>>

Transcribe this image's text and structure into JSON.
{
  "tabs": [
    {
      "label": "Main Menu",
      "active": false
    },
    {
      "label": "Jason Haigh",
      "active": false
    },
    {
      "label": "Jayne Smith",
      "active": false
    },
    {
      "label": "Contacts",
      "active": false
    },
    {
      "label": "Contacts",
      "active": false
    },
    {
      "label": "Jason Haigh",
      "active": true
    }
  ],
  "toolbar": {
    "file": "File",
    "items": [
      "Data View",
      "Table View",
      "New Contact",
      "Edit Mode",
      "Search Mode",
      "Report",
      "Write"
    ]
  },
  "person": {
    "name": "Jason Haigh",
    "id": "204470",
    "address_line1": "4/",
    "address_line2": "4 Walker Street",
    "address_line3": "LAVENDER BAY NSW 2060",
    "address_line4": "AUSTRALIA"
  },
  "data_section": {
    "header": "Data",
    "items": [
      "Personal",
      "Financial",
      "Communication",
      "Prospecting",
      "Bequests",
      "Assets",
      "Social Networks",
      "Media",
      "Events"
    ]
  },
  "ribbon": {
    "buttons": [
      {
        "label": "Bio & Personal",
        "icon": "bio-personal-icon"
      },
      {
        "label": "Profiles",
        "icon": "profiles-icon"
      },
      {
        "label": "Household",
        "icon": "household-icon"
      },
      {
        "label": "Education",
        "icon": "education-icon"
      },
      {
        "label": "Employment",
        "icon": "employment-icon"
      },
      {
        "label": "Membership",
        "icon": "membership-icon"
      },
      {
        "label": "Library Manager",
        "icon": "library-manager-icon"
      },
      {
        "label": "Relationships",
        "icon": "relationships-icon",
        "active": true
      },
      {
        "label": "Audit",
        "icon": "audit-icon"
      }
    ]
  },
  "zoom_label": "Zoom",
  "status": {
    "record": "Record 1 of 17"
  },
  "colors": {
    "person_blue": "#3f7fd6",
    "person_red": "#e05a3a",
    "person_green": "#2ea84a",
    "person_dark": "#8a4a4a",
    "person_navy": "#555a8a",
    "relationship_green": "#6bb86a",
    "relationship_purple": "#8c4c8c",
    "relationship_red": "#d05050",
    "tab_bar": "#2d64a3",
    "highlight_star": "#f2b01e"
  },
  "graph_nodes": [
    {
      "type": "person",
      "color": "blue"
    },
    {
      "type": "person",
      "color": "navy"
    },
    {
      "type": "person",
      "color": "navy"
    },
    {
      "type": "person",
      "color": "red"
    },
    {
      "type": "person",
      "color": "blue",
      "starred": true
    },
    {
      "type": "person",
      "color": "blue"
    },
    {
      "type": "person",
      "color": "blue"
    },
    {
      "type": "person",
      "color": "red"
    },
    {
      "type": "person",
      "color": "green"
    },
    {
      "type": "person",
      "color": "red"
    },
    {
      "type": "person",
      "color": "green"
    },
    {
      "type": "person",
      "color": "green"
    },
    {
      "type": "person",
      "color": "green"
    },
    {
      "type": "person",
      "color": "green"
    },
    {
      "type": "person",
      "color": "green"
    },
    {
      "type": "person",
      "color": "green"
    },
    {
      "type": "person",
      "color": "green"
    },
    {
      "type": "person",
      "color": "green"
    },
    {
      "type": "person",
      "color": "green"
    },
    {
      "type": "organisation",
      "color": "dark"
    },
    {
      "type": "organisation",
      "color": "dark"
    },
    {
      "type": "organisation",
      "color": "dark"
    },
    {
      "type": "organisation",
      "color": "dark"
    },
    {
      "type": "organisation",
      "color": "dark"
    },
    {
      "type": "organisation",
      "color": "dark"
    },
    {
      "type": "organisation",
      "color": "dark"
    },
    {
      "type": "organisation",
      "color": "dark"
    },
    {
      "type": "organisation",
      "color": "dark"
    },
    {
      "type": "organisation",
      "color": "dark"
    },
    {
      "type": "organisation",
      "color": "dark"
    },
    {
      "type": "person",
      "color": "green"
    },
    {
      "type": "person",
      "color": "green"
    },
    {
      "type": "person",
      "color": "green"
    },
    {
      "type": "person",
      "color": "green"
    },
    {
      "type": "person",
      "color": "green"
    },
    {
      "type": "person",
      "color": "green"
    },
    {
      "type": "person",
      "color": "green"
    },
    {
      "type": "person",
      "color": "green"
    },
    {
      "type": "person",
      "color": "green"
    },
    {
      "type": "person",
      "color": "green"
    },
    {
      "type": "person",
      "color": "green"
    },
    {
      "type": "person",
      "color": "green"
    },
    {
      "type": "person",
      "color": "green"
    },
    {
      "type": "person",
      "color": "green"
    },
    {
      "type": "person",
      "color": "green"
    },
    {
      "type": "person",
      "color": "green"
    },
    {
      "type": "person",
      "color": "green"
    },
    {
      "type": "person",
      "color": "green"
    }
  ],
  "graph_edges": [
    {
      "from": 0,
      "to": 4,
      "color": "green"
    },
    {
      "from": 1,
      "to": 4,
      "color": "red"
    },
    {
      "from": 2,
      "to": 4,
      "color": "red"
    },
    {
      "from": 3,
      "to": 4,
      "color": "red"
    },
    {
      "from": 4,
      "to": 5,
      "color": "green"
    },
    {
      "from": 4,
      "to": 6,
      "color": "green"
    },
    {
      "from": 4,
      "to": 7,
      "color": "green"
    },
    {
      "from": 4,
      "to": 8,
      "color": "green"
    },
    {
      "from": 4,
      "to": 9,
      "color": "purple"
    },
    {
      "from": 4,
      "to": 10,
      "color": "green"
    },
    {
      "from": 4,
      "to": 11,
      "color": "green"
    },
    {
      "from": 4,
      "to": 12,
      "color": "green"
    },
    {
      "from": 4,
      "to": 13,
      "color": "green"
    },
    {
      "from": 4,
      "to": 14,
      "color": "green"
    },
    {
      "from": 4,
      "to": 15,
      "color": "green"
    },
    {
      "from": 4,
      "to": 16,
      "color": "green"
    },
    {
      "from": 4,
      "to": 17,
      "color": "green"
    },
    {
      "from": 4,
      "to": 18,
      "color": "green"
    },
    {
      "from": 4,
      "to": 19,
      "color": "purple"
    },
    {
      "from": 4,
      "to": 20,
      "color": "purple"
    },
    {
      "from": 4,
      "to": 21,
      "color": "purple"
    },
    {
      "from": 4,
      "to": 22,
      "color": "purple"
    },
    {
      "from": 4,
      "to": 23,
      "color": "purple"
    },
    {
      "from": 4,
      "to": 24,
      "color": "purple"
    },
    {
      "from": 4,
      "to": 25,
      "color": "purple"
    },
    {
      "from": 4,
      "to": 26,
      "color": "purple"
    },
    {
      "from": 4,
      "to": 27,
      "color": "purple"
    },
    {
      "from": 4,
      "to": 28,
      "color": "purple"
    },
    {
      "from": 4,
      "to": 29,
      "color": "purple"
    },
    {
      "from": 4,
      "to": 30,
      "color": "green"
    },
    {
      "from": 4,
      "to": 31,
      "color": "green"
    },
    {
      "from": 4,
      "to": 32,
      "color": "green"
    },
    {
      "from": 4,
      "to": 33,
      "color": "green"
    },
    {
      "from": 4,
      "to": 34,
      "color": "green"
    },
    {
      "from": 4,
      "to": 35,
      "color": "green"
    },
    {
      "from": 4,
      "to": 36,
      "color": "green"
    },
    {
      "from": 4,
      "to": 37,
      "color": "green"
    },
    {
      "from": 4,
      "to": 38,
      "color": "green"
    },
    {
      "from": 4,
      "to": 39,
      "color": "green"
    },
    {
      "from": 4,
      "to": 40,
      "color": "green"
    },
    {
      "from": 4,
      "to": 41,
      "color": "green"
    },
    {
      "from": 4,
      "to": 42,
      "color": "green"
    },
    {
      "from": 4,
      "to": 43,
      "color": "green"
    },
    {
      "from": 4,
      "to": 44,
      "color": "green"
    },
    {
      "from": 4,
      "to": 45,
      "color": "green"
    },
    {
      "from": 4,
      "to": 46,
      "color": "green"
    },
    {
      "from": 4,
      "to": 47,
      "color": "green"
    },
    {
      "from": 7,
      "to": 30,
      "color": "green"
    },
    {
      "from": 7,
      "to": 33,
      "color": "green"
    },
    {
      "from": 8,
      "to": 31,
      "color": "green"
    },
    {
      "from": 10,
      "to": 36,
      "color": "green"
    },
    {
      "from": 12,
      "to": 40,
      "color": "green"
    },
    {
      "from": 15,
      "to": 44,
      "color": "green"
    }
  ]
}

<<

#### [Set task]
Where a line contains "true", copy that line.

#### [Final answer]
      "active": true
        "active": true
      "starred": true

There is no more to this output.